What to produce: Copy out the material below in full, but not its images.

Listing:
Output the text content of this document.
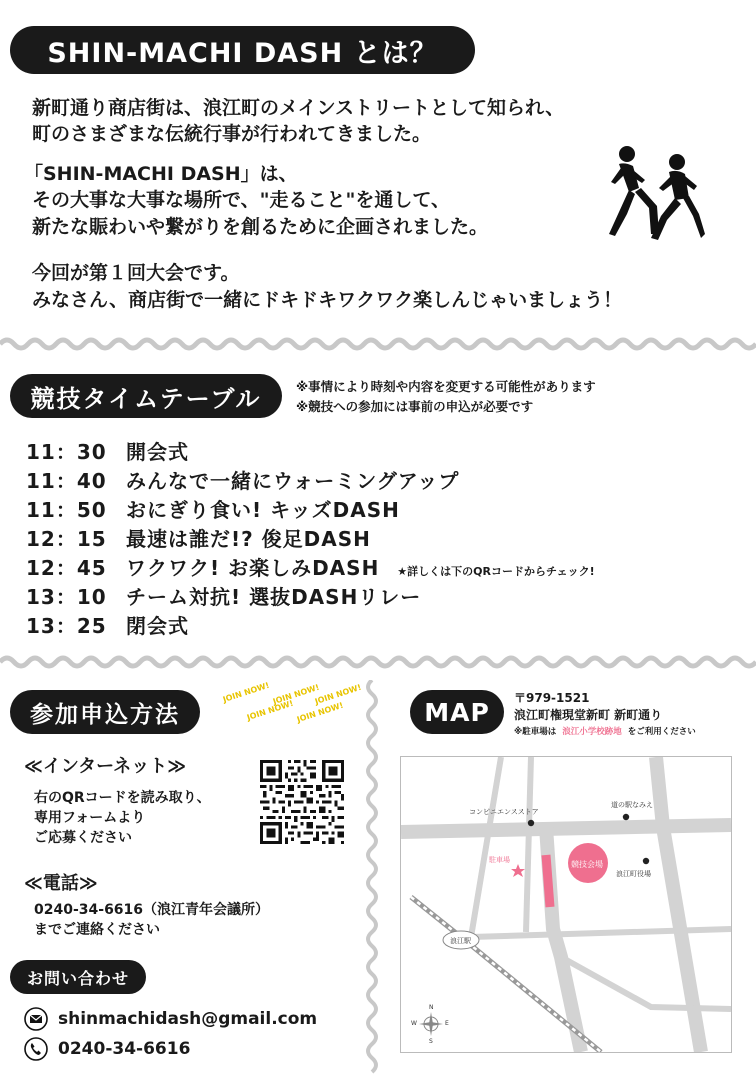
SHIN-MACHI DASH とは？
新町通り商店街は、浪江町のメインストリートとして知られ、
町のさまざまな伝統行事が行われてきました。
「SHIN-MACHI DASH」は、
その大事な大事な場所で、"走ること"を通して、
新たな賑わいや繋がりを創るために企画されました。
今回が第１回大会です。
みなさん、商店街で一緒にドキドキワクワク楽しんじゃいましょう！
競技タイムテーブル	※事情により時刻や内容を変更する可能性があります
※競技への参加には事前の申込が必要です
11：30 開会式
11：40 みんなで一緒にウォーミングアップ
11：50 おにぎり食い! キッズDASH
12：15 最速は誰だ!? 俊足DASH
12：45 ワクワク! お楽しみDASH ★詳しくは下のQRコードからチェック!
13：10 チーム対抗! 選抜DASHリレー
13：25 閉会式
参加申込方法
JOIN NOW! JOIN NOW!
JOIN NOW!
JOIN NOW! JOIN NOW!
≪インターネット≫
右のQRコードを読み取り、
専用フォームより
ご応募ください
≪電話≫
0240-34-6616（浪江青年会議所）
までご連絡ください
お問い合わせ
shinmachidash@gmail.com
0240-34-6616
MAP 〒979-1521
浪江町権現堂新町 新町通り
※駐車場は 浪江小学校跡地 をご利用ください
コンビニエンスストア
道の駅なみえ
駐車場	競技会場
浪江町役場
浪江駅
N
S
E
W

Complete answer:
Output the text content of this document.
SHIN-MACHI DASH とは？
新町通り商店街は、浪江町のメインストリートとして知られ、
町のさまざまな伝統行事が行われてきました。
「SHIN-MACHI DASH」は、
その大事な大事な場所で、"走ること"を通して、
新たな賑わいや繋がりを創るために企画されました。
今回が第１回大会です。
みなさん、商店街で一緒にドキドキワクワク楽しんじゃいましょう！
競技タイムテーブル	※事情により時刻や内容を変更する可能性があります
※競技への参加には事前の申込が必要です
11：30 開会式
11：40 みんなで一緒にウォーミングアップ
11：50 おにぎり食い! キッズDASH
12：15 最速は誰だ!? 俊足DASH
12：45 ワクワク! お楽しみDASH ★詳しくは下のQRコードからチェック!
13：10 チーム対抗! 選抜DASHリレー
13：25 閉会式
参加申込方法
JOIN NOW! JOIN NOW!
JOIN NOW!
JOIN NOW! JOIN NOW!
≪インターネット≫
右のQRコードを読み取り、
専用フォームより
ご応募ください
≪電話≫
0240-34-6616（浪江青年会議所）
までご連絡ください
お問い合わせ
shinmachidash@gmail.com
0240-34-6616
MAP 〒979-1521
浪江町権現堂新町 新町通り
※駐車場は 浪江小学校跡地 をご利用ください
コンビニエンスストア
道の駅なみえ
駐車場	競技会場
浪江町役場
浪江駅
N
S
E
W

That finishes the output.